(Extracted data entries)
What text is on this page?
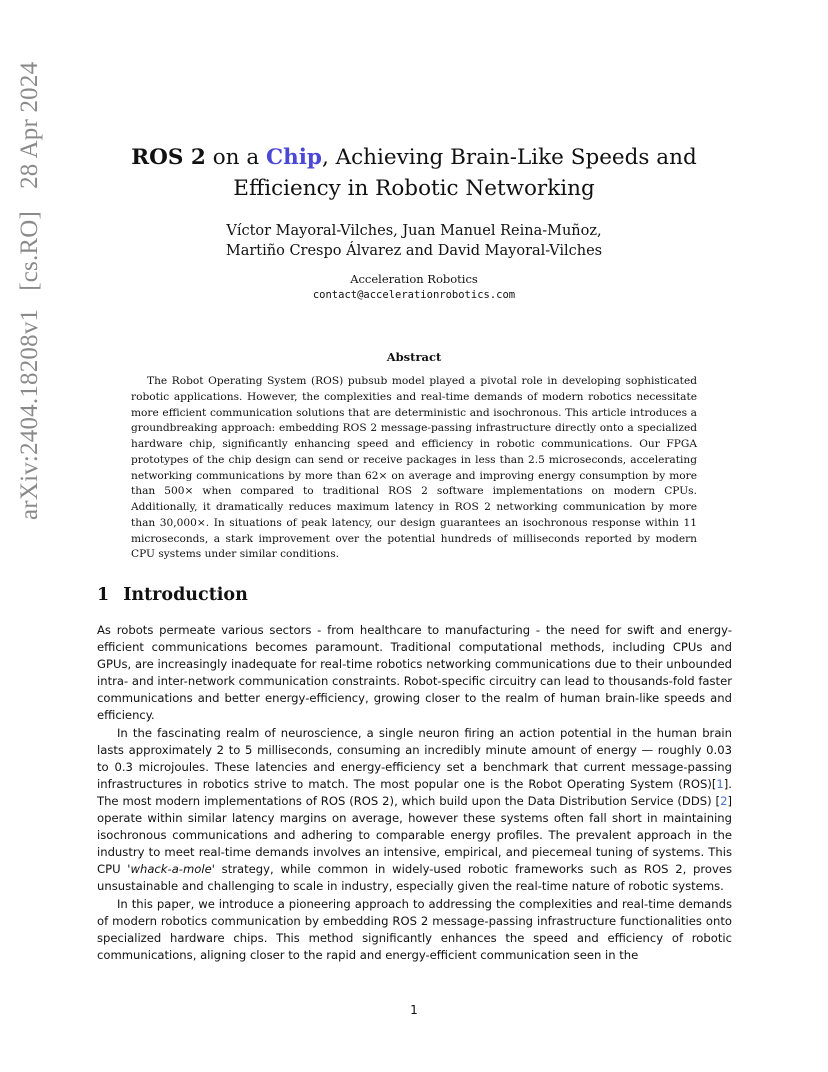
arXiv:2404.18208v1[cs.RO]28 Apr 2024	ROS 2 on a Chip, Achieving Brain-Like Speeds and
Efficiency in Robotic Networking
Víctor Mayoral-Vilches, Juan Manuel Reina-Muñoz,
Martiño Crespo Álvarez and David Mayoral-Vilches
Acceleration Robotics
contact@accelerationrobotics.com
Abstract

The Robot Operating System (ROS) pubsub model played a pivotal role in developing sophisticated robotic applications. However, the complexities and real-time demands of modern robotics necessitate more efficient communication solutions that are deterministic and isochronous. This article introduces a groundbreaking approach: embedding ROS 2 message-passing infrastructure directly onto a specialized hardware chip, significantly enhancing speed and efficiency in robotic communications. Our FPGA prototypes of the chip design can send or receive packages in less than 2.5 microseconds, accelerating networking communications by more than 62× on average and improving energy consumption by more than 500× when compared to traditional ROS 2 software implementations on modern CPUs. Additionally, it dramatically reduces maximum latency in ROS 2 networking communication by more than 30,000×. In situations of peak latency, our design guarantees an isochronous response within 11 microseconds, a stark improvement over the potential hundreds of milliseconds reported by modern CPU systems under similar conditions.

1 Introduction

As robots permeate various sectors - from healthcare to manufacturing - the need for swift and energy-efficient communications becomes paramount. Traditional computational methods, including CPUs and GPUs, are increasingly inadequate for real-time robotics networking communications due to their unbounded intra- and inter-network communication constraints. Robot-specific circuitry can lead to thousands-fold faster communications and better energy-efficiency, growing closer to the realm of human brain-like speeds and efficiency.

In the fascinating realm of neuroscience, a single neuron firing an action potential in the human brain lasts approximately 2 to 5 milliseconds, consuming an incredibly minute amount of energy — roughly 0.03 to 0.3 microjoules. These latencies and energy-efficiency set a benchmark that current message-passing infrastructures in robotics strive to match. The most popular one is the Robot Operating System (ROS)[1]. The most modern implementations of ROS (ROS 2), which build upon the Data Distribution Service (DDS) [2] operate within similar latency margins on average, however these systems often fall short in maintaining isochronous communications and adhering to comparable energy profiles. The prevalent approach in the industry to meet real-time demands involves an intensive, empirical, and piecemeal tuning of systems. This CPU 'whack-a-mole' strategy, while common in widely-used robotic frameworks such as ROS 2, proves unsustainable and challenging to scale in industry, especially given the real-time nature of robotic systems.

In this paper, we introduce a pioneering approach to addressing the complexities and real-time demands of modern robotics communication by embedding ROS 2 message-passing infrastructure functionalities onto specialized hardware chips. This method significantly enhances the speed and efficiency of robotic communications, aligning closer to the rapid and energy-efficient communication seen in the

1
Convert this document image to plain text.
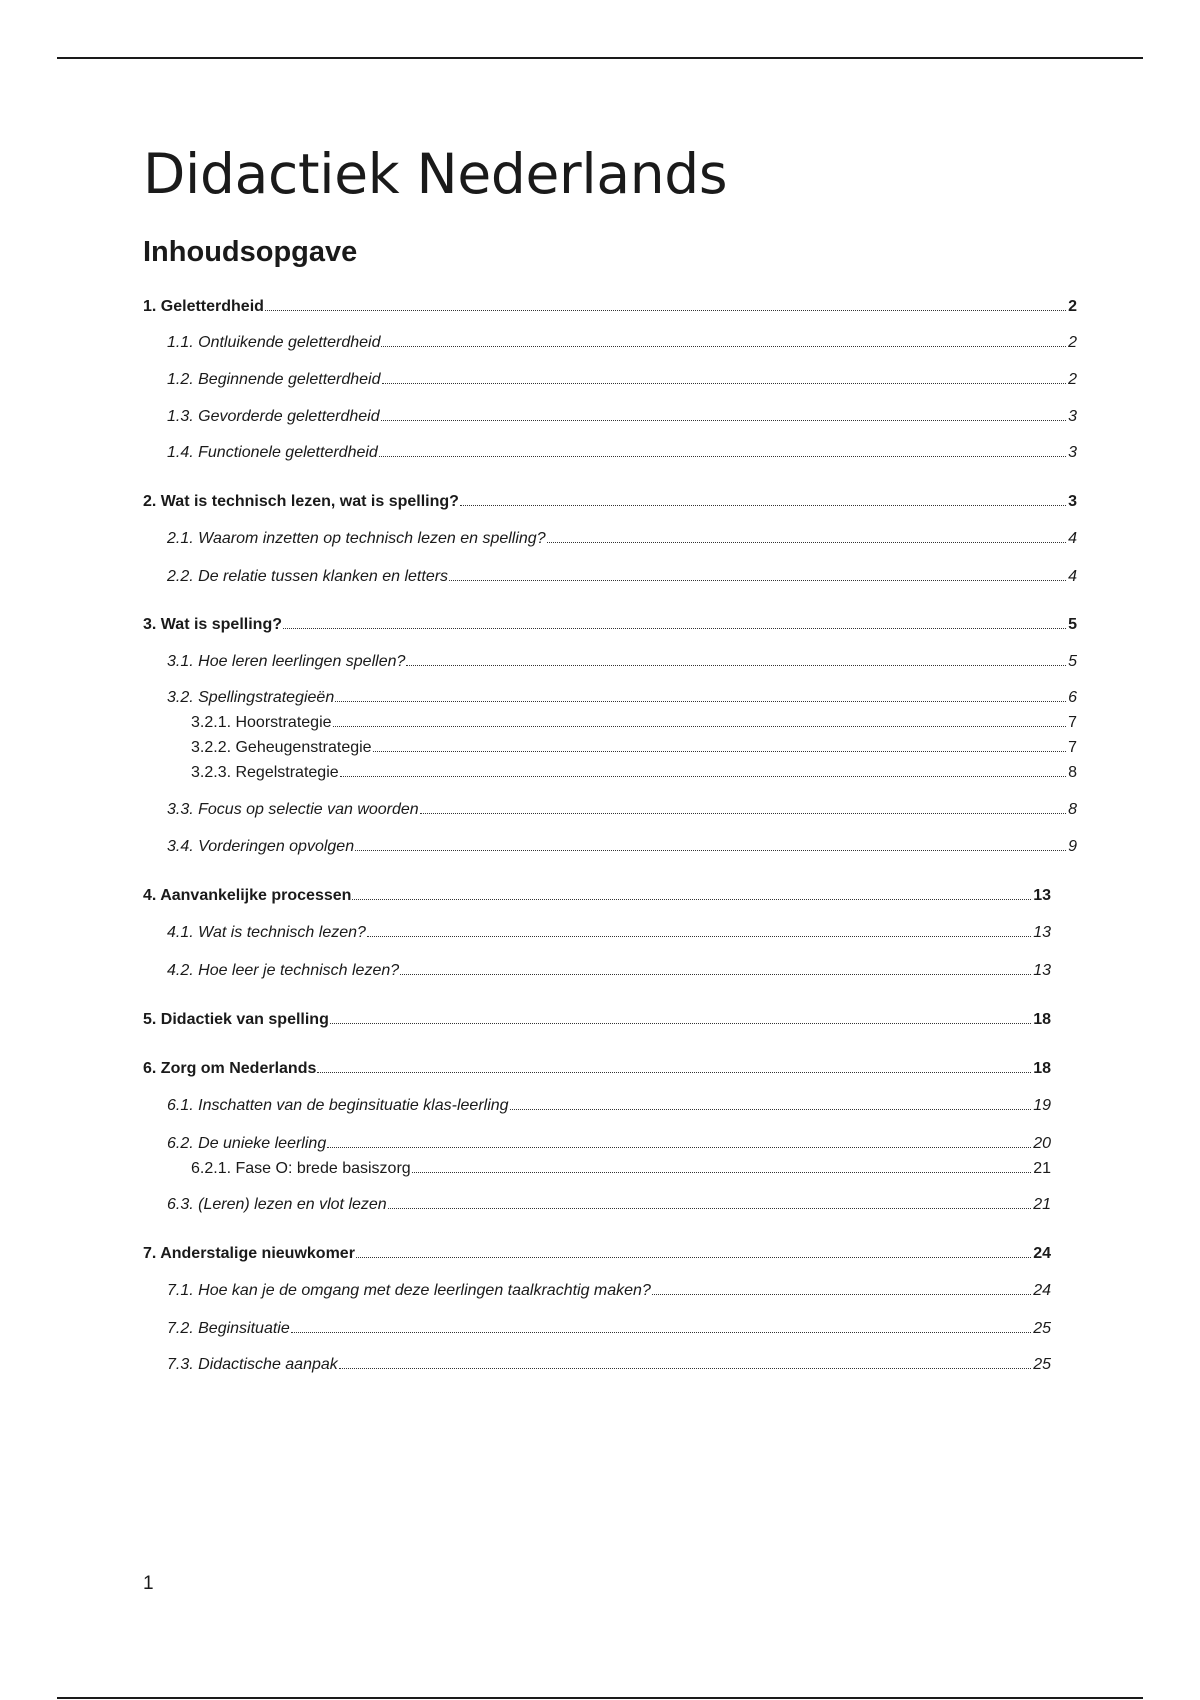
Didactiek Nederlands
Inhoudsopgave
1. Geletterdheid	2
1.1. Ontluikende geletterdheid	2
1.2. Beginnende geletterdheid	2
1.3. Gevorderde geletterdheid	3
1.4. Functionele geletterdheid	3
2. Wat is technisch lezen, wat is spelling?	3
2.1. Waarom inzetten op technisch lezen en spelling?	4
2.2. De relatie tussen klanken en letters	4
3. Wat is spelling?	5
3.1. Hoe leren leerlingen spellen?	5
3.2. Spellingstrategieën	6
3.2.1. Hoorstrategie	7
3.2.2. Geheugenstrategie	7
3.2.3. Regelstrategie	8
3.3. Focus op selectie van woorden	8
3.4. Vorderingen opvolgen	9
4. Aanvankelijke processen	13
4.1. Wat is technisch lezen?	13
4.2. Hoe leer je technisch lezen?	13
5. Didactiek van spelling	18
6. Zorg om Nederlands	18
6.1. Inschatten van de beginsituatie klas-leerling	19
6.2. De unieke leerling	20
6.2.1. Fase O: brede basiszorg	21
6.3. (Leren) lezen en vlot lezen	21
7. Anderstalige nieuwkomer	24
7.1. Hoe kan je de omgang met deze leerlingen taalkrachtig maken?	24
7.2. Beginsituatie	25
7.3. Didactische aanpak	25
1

§ OBJECTIVE: Find each line with the string "lezen" and copy it out.

§ ANSWER BELOW:
2. Wat is technisch lezen, wat is spelling?	3
2.1. Waarom inzetten op technisch lezen en spelling?	4
4.1. Wat is technisch lezen?	13
4.2. Hoe leer je technisch lezen?	13
6.3. (Leren) lezen en vlot lezen	21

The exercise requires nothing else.